[Records from a data collection]
>>>

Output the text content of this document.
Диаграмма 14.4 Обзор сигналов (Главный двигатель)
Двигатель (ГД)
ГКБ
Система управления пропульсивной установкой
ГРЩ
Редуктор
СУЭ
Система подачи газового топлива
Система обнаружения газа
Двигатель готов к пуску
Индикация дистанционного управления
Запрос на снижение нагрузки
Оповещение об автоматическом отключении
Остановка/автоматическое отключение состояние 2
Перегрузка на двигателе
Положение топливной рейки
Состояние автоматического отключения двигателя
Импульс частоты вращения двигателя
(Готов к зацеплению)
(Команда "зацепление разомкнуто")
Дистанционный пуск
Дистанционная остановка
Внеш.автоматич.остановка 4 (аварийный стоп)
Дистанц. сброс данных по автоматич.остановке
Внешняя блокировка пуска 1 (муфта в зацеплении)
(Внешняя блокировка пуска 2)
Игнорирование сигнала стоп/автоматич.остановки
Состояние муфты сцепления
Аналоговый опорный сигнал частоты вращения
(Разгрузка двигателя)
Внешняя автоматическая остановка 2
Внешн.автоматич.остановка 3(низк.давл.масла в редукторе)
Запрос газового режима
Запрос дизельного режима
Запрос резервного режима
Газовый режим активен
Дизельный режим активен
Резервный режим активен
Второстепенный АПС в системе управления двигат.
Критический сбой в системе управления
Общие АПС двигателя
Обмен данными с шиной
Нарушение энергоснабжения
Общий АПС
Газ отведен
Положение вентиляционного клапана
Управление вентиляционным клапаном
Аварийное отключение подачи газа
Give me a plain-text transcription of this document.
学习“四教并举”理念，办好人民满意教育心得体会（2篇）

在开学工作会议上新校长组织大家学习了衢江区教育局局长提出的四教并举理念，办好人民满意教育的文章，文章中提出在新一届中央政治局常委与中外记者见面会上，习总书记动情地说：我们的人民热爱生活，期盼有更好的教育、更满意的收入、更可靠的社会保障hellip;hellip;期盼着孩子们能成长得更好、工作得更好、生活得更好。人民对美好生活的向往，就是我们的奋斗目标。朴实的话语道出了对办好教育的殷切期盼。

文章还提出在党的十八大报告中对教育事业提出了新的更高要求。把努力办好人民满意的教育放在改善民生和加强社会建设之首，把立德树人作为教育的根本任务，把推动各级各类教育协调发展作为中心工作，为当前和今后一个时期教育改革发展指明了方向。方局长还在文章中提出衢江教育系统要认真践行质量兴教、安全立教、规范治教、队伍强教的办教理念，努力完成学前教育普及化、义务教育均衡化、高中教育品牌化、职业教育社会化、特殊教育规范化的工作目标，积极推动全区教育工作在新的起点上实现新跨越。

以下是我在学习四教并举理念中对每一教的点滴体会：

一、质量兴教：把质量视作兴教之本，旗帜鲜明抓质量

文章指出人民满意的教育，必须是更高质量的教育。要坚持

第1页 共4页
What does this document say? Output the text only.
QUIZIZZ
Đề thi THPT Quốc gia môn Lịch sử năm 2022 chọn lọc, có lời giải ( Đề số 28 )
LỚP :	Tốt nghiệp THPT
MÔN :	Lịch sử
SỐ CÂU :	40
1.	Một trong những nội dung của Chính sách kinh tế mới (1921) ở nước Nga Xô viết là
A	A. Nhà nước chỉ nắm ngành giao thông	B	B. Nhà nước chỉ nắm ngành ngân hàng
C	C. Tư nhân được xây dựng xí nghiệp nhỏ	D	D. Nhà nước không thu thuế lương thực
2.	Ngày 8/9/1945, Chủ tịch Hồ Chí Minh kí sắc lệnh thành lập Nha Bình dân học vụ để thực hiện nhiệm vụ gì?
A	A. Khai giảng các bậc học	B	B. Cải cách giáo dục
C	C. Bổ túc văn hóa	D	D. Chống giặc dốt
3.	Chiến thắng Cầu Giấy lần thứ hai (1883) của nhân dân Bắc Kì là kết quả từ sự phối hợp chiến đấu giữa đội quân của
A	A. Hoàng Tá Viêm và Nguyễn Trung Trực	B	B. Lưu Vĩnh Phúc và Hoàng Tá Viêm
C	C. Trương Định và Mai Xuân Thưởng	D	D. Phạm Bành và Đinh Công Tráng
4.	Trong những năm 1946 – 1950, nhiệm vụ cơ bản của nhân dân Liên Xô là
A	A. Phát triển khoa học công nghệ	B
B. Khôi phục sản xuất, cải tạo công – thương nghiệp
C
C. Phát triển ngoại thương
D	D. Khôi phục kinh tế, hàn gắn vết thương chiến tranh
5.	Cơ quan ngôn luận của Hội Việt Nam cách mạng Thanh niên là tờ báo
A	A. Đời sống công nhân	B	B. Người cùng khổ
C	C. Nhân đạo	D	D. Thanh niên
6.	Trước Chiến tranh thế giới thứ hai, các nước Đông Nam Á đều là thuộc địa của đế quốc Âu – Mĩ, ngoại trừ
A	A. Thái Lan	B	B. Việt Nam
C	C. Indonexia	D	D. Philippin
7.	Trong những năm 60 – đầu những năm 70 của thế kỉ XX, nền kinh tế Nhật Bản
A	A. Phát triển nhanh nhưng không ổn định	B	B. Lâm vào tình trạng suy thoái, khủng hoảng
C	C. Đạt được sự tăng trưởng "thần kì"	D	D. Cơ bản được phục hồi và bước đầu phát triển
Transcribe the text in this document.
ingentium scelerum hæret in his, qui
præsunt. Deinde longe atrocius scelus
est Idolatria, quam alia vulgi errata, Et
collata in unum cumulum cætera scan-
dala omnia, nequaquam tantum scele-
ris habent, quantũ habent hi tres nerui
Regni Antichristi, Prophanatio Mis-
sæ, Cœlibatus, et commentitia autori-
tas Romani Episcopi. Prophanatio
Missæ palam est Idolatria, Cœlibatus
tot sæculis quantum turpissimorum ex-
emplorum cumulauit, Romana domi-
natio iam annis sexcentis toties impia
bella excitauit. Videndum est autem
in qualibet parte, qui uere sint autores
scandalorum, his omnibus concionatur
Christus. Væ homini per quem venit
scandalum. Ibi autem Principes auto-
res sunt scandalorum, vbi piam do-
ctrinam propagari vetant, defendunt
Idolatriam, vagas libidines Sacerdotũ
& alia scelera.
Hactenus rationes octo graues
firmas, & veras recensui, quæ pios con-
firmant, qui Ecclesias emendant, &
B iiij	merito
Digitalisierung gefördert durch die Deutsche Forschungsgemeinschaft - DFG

<<<

» Requirements:
Repeat the records exactly, including every line.

» Exercise answer:
Output the text content of this document.
Диаграмма 14.4 Обзор сигналов (Главный двигатель)
Двигатель (ГД)
ГКБ
Система управления пропульсивной установкой
ГРЩ
Редуктор
СУЭ
Система подачи газового топлива
Система обнаружения газа
Двигатель готов к пуску
Индикация дистанционного управления
Запрос на снижение нагрузки
Оповещение об автоматическом отключении
Остановка/автоматическое отключение состояние 2
Перегрузка на двигателе
Положение топливной рейки
Состояние автоматического отключения двигателя
Импульс частоты вращения двигателя
(Готов к зацеплению)
(Команда "зацепление разомкнуто")
Дистанционный пуск
Дистанционная остановка
Внеш.автоматич.остановка 4 (аварийный стоп)
Дистанц. сброс данных по автоматич.остановке
Внешняя блокировка пуска 1 (муфта в зацеплении)
(Внешняя блокировка пуска 2)
Игнорирование сигнала стоп/автоматич.остановки
Состояние муфты сцепления
Аналоговый опорный сигнал частоты вращения
(Разгрузка двигателя)
Внешняя автоматическая остановка 2
Внешн.автоматич.остановка 3(низк.давл.масла в редукторе)
Запрос газового режима
Запрос дизельного режима
Запрос резервного режима
Газовый режим активен
Дизельный режим активен
Резервный режим активен
Второстепенный АПС в системе управления двигат.
Критический сбой в системе управления
Общие АПС двигателя
Обмен данными с шиной
Нарушение энергоснабжения
Общий АПС
Газ отведен
Положение вентиляционного клапана
Управление вентиляционным клапаном
Аварийное отключение подачи газа
Give me a plain-text transcription of this document.
学习“四教并举”理念，办好人民满意教育心得体会（2篇）

在开学工作会议上新校长组织大家学习了衢江区教育局局长提出的四教并举理念，办好人民满意教育的文章，文章中提出在新一届中央政治局常委与中外记者见面会上，习总书记动情地说：我们的人民热爱生活，期盼有更好的教育、更满意的收入、更可靠的社会保障hellip;hellip;期盼着孩子们能成长得更好、工作得更好、生活得更好。人民对美好生活的向往，就是我们的奋斗目标。朴实的话语道出了对办好教育的殷切期盼。

文章还提出在党的十八大报告中对教育事业提出了新的更高要求。把努力办好人民满意的教育放在改善民生和加强社会建设之首，把立德树人作为教育的根本任务，把推动各级各类教育协调发展作为中心工作，为当前和今后一个时期教育改革发展指明了方向。方局长还在文章中提出衢江教育系统要认真践行质量兴教、安全立教、规范治教、队伍强教的办教理念，努力完成学前教育普及化、义务教育均衡化、高中教育品牌化、职业教育社会化、特殊教育规范化的工作目标，积极推动全区教育工作在新的起点上实现新跨越。

以下是我在学习四教并举理念中对每一教的点滴体会：

一、质量兴教：把质量视作兴教之本，旗帜鲜明抓质量

文章指出人民满意的教育，必须是更高质量的教育。要坚持

第1页 共4页
What does this document say? Output the text only.
QUIZIZZ
Đề thi THPT Quốc gia môn Lịch sử năm 2022 chọn lọc, có lời giải ( Đề số 28 )
LỚP :	Tốt nghiệp THPT
MÔN :	Lịch sử
SỐ CÂU :	40
1.	Một trong những nội dung của Chính sách kinh tế mới (1921) ở nước Nga Xô viết là
A	A. Nhà nước chỉ nắm ngành giao thông	B	B. Nhà nước chỉ nắm ngành ngân hàng
C	C. Tư nhân được xây dựng xí nghiệp nhỏ	D	D. Nhà nước không thu thuế lương thực
2.	Ngày 8/9/1945, Chủ tịch Hồ Chí Minh kí sắc lệnh thành lập Nha Bình dân học vụ để thực hiện nhiệm vụ gì?
A	A. Khai giảng các bậc học	B	B. Cải cách giáo dục
C	C. Bổ túc văn hóa	D	D. Chống giặc dốt
3.	Chiến thắng Cầu Giấy lần thứ hai (1883) của nhân dân Bắc Kì là kết quả từ sự phối hợp chiến đấu giữa đội quân của
A	A. Hoàng Tá Viêm và Nguyễn Trung Trực	B	B. Lưu Vĩnh Phúc và Hoàng Tá Viêm
C	C. Trương Định và Mai Xuân Thưởng	D	D. Phạm Bành và Đinh Công Tráng
4.	Trong những năm 1946 – 1950, nhiệm vụ cơ bản của nhân dân Liên Xô là
A	A. Phát triển khoa học công nghệ	B
B. Khôi phục sản xuất, cải tạo công – thương nghiệp
C
C. Phát triển ngoại thương
D	D. Khôi phục kinh tế, hàn gắn vết thương chiến tranh
5.	Cơ quan ngôn luận của Hội Việt Nam cách mạng Thanh niên là tờ báo
A	A. Đời sống công nhân	B	B. Người cùng khổ
C	C. Nhân đạo	D	D. Thanh niên
6.	Trước Chiến tranh thế giới thứ hai, các nước Đông Nam Á đều là thuộc địa của đế quốc Âu – Mĩ, ngoại trừ
A	A. Thái Lan	B	B. Việt Nam
C	C. Indonexia	D	D. Philippin
7.	Trong những năm 60 – đầu những năm 70 của thế kỉ XX, nền kinh tế Nhật Bản
A	A. Phát triển nhanh nhưng không ổn định	B	B. Lâm vào tình trạng suy thoái, khủng hoảng
C	C. Đạt được sự tăng trưởng "thần kì"	D	D. Cơ bản được phục hồi và bước đầu phát triển
Transcribe the text in this document.
ingentium scelerum hæret in his, qui
præsunt. Deinde longe atrocius scelus
est Idolatria, quam alia vulgi errata, Et
collata in unum cumulum cætera scan-
dala omnia, nequaquam tantum scele-
ris habent, quantũ habent hi tres nerui
Regni Antichristi, Prophanatio Mis-
sæ, Cœlibatus, et commentitia autori-
tas Romani Episcopi. Prophanatio
Missæ palam est Idolatria, Cœlibatus
tot sæculis quantum turpissimorum ex-
emplorum cumulauit, Romana domi-
natio iam annis sexcentis toties impia
bella excitauit. Videndum est autem
in qualibet parte, qui uere sint autores
scandalorum, his omnibus concionatur
Christus. Væ homini per quem venit
scandalum. Ibi autem Principes auto-
res sunt scandalorum, vbi piam do-
ctrinam propagari vetant, defendunt
Idolatriam, vagas libidines Sacerdotũ
& alia scelera.
Hactenus rationes octo graues
firmas, & veras recensui, quæ pios con-
firmant, qui Ecclesias emendant, &
B iiij	merito
Digitalisierung gefördert durch die Deutsche Forschungsgemeinschaft - DFG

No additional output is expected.